▶ _Stated goal_:
In the entries that follow, find the word "coupe" and report each line it is on.

▶ _Given entries_:
================================

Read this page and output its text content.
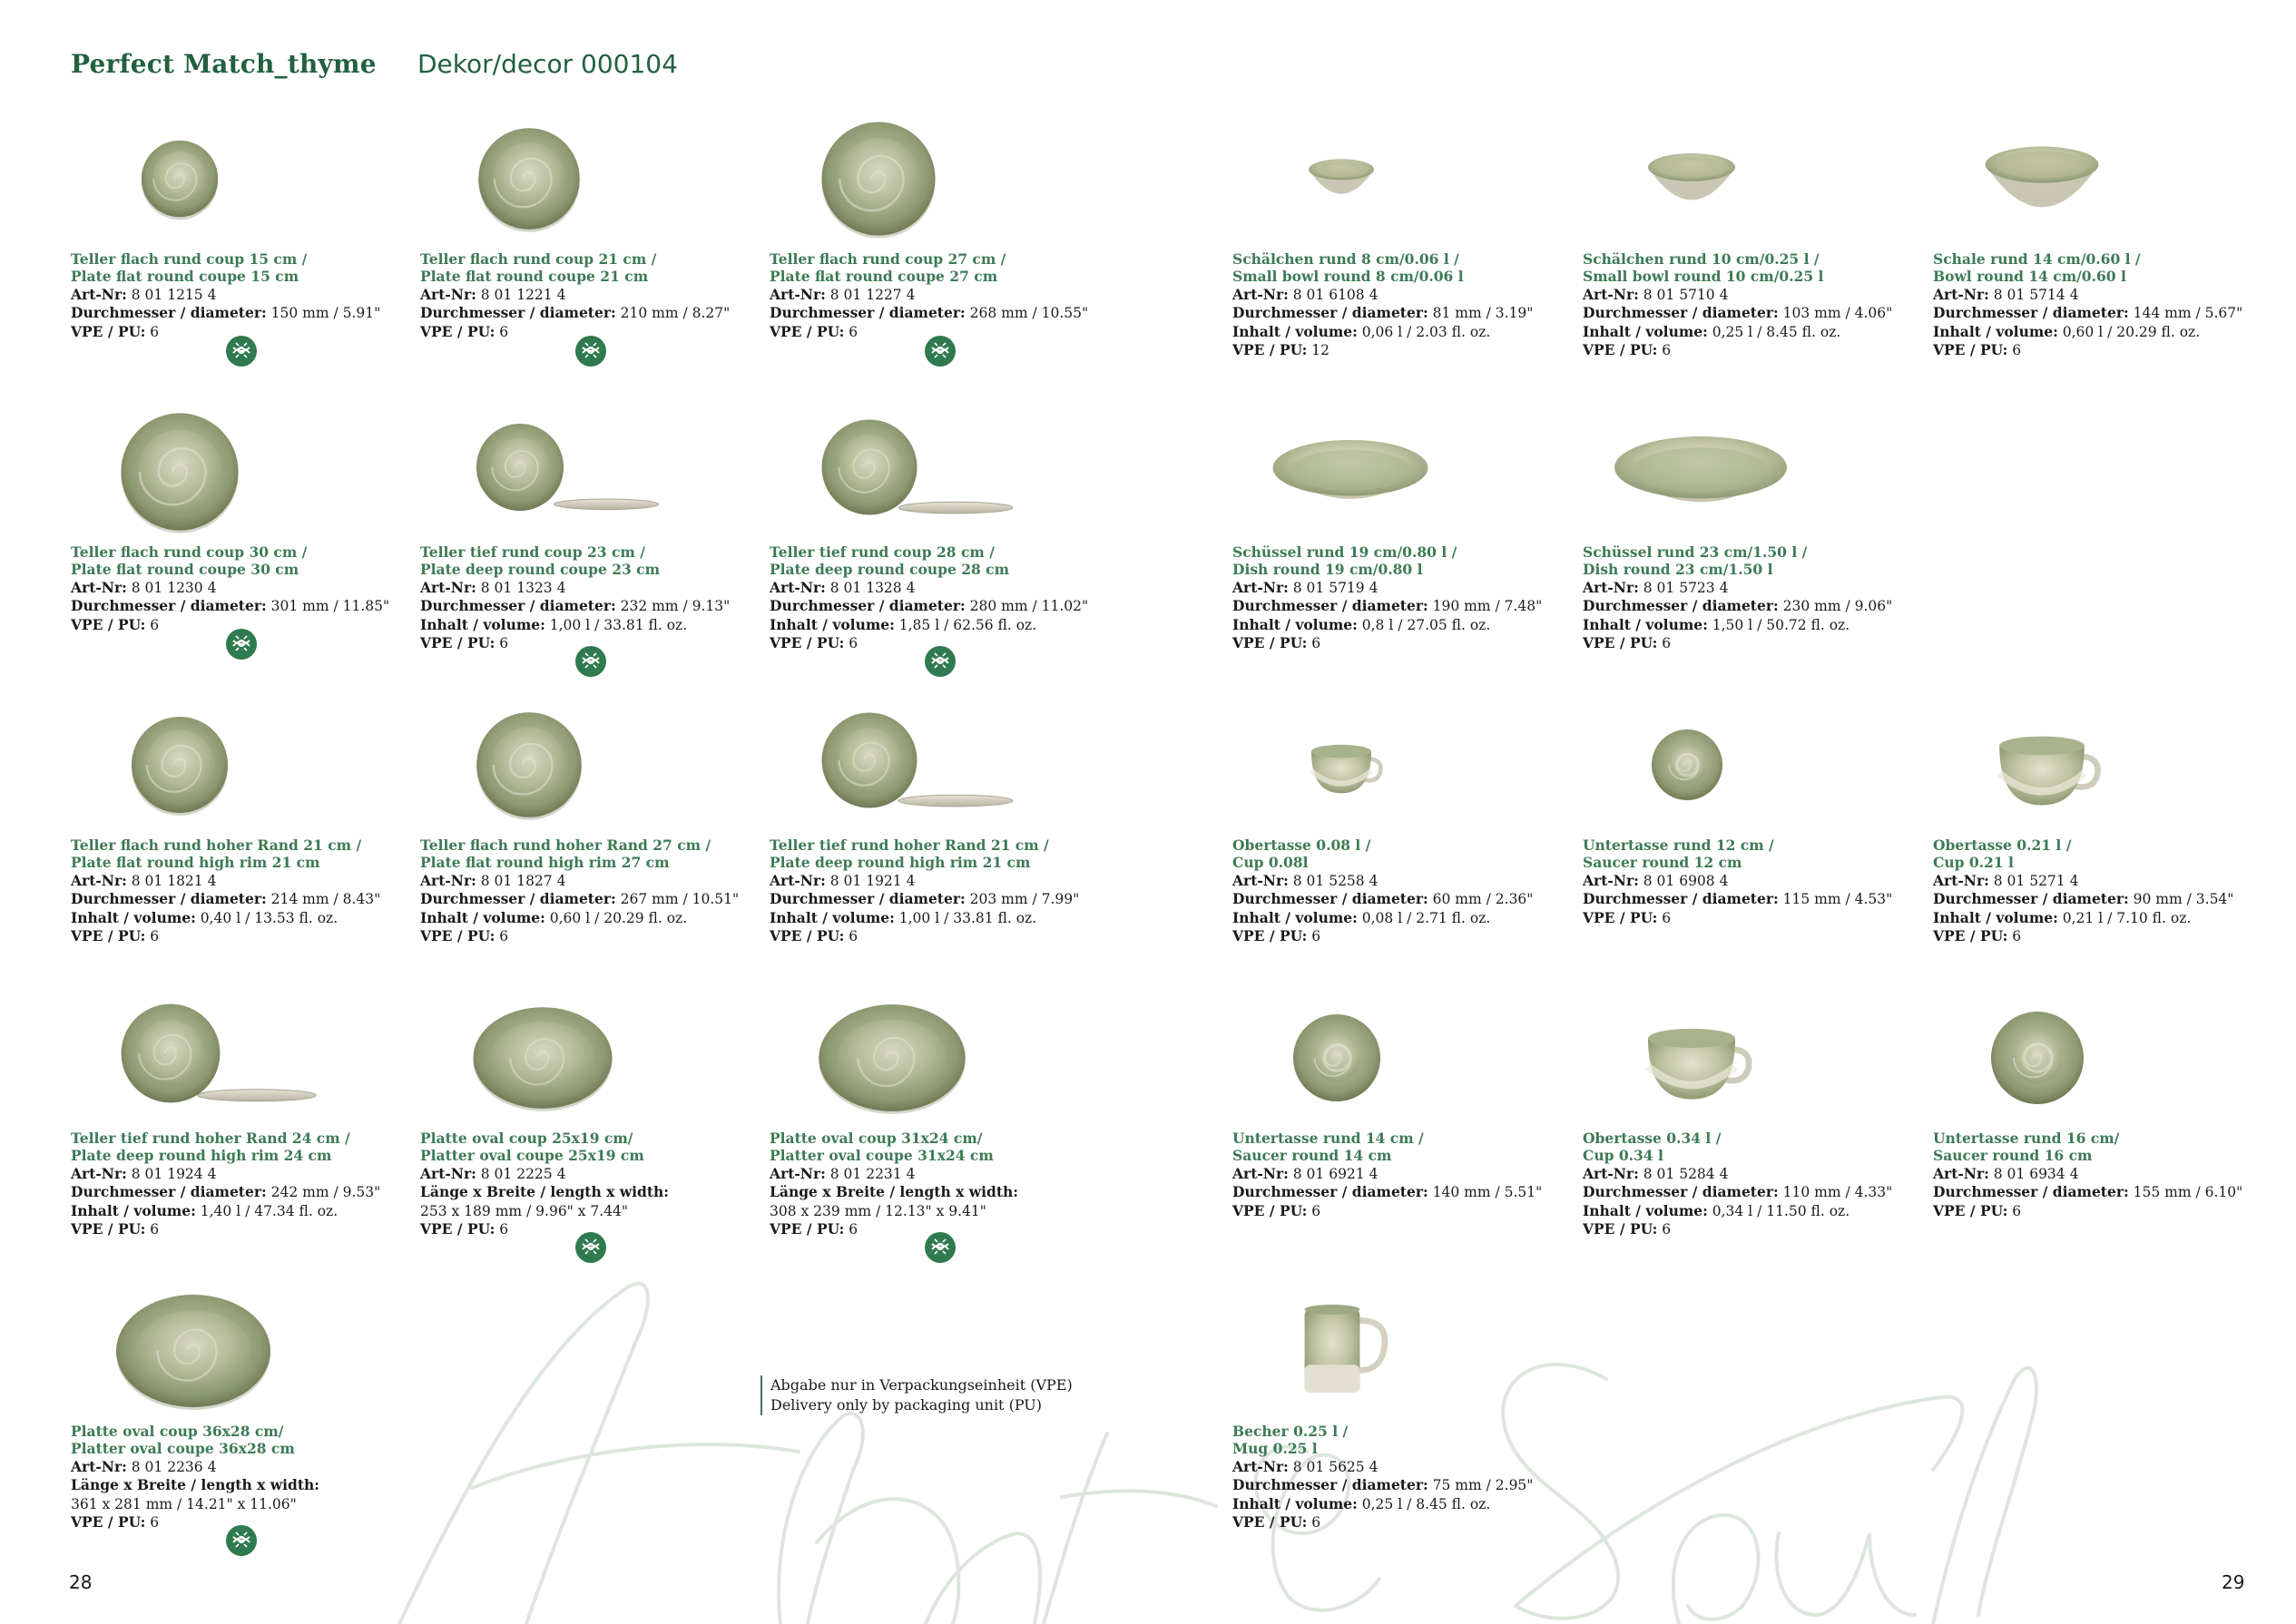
Heart & Soul
Perfect Match_thyme Dekor/decor 000104
Teller flach rund coup 15 cm /
Plate flat round coupe 15 cm
Art-Nr: 8 01 1215 4
Durchmesser / diameter: 150 mm / 5.91"
VPE / PU: 6
Teller flach rund coup 21 cm /
Plate flat round coupe 21 cm
Art-Nr: 8 01 1221 4
Durchmesser / diameter: 210 mm / 8.27"
VPE / PU: 6
Teller flach rund coup 27 cm /
Plate flat round coupe 27 cm
Art-Nr: 8 01 1227 4
Durchmesser / diameter: 268 mm / 10.55"
VPE / PU: 6
Schälchen rund 8 cm/0.06 l /
Small bowl round 8 cm/0.06 l
Art-Nr: 8 01 6108 4
Durchmesser / diameter: 81 mm / 3.19"
Inhalt / volume: 0,06 l / 2.03 fl. oz.
VPE / PU: 12
Schälchen rund 10 cm/0.25 l /
Small bowl round 10 cm/0.25 l
Art-Nr: 8 01 5710 4
Durchmesser / diameter: 103 mm / 4.06"
Inhalt / volume: 0,25 l / 8.45 fl. oz.
VPE / PU: 6
Schale rund 14 cm/0.60 l /
Bowl round 14 cm/0.60 l
Art-Nr: 8 01 5714 4
Durchmesser / diameter: 144 mm / 5.67"
Inhalt / volume: 0,60 l / 20.29 fl. oz.
VPE / PU: 6
Teller flach rund coup 30 cm /
Plate flat round coupe 30 cm
Art-Nr: 8 01 1230 4
Durchmesser / diameter: 301 mm / 11.85"
VPE / PU: 6
Teller tief rund coup 23 cm /
Plate deep round coupe 23 cm
Art-Nr: 8 01 1323 4
Durchmesser / diameter: 232 mm / 9.13"
Inhalt / volume: 1,00 l / 33.81 fl. oz.
VPE / PU: 6
Teller tief rund coup 28 cm /
Plate deep round coupe 28 cm
Art-Nr: 8 01 1328 4
Durchmesser / diameter: 280 mm / 11.02"
Inhalt / volume: 1,85 l / 62.56 fl. oz.
VPE / PU: 6
Schüssel rund 19 cm/0.80 l /
Dish round 19 cm/0.80 l
Art-Nr: 8 01 5719 4
Durchmesser / diameter: 190 mm / 7.48"
Inhalt / volume: 0,8 l / 27.05 fl. oz.
VPE / PU: 6
Schüssel rund 23 cm/1.50 l /
Dish round 23 cm/1.50 l
Art-Nr: 8 01 5723 4
Durchmesser / diameter: 230 mm / 9.06"
Inhalt / volume: 1,50 l / 50.72 fl. oz.
VPE / PU: 6
Teller flach rund hoher Rand 21 cm /
Plate flat round high rim 21 cm
Art-Nr: 8 01 1821 4
Durchmesser / diameter: 214 mm / 8.43"
Inhalt / volume: 0,40 l / 13.53 fl. oz.
VPE / PU: 6
Teller flach rund hoher Rand 27 cm /
Plate flat round high rim 27 cm
Art-Nr: 8 01 1827 4
Durchmesser / diameter: 267 mm / 10.51"
Inhalt / volume: 0,60 l / 20.29 fl. oz.
VPE / PU: 6
Teller tief rund hoher Rand 21 cm /
Plate deep round high rim 21 cm
Art-Nr: 8 01 1921 4
Durchmesser / diameter: 203 mm / 7.99"
Inhalt / volume: 1,00 l / 33.81 fl. oz.
VPE / PU: 6
Obertasse 0.08 l /
Cup 0.08l
Art-Nr: 8 01 5258 4
Durchmesser / diameter: 60 mm / 2.36"
Inhalt / volume: 0,08 l / 2.71 fl. oz.
VPE / PU: 6
Untertasse rund 12 cm /
Saucer round 12 cm
Art-Nr: 8 01 6908 4
Durchmesser / diameter: 115 mm / 4.53"
VPE / PU: 6
Obertasse 0.21 l /
Cup 0.21 l
Art-Nr: 8 01 5271 4
Durchmesser / diameter: 90 mm / 3.54"
Inhalt / volume: 0,21 l / 7.10 fl. oz.
VPE / PU: 6
Teller tief rund hoher Rand 24 cm /
Plate deep round high rim 24 cm
Art-Nr: 8 01 1924 4
Durchmesser / diameter: 242 mm / 9.53"
Inhalt / volume: 1,40 l / 47.34 fl. oz.
VPE / PU: 6
Platte oval coup 25x19 cm/
Platter oval coupe 25x19 cm
Art-Nr: 8 01 2225 4
Länge x Breite / length x width:
253 x 189 mm / 9.96" x 7.44"
VPE / PU: 6
Platte oval coup 31x24 cm/
Platter oval coupe 31x24 cm
Art-Nr: 8 01 2231 4
Länge x Breite / length x width:
308 x 239 mm / 12.13" x 9.41"
VPE / PU: 6
Untertasse rund 14 cm /
Saucer round 14 cm
Art-Nr: 8 01 6921 4
Durchmesser / diameter: 140 mm / 5.51"
VPE / PU: 6
Obertasse 0.34 l /
Cup 0.34 l
Art-Nr: 8 01 5284 4
Durchmesser / diameter: 110 mm / 4.33"
Inhalt / volume: 0,34 l / 11.50 fl. oz.
VPE / PU: 6
Untertasse rund 16 cm/
Saucer round 16 cm
Art-Nr: 8 01 6934 4
Durchmesser / diameter: 155 mm / 6.10"
VPE / PU: 6
Platte oval coup 36x28 cm/
Platter oval coupe 36x28 cm
Art-Nr: 8 01 2236 4
Länge x Breite / length x width:
361 x 281 mm / 14.21" x 11.06"
VPE / PU: 6
Becher 0.25 l /
Mug 0.25 l
Art-Nr: 8 01 5625 4
Durchmesser / diameter: 75 mm / 2.95"
Inhalt / volume: 0,25 l / 8.45 fl. oz.
VPE / PU: 6
Abgabe nur in Verpackungseinheit (VPE)
Delivery only by packaging unit (PU)
28	29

================================

▶ _Result of the exercise_:
Plate flat round coupe 15 cm
Plate flat round coupe 21 cm
Plate flat round coupe 27 cm
Plate flat round coupe 30 cm
Plate deep round coupe 23 cm
Plate deep round coupe 28 cm
Platter oval coupe 25x19 cm
Platter oval coupe 31x24 cm
Platter oval coupe 36x28 cm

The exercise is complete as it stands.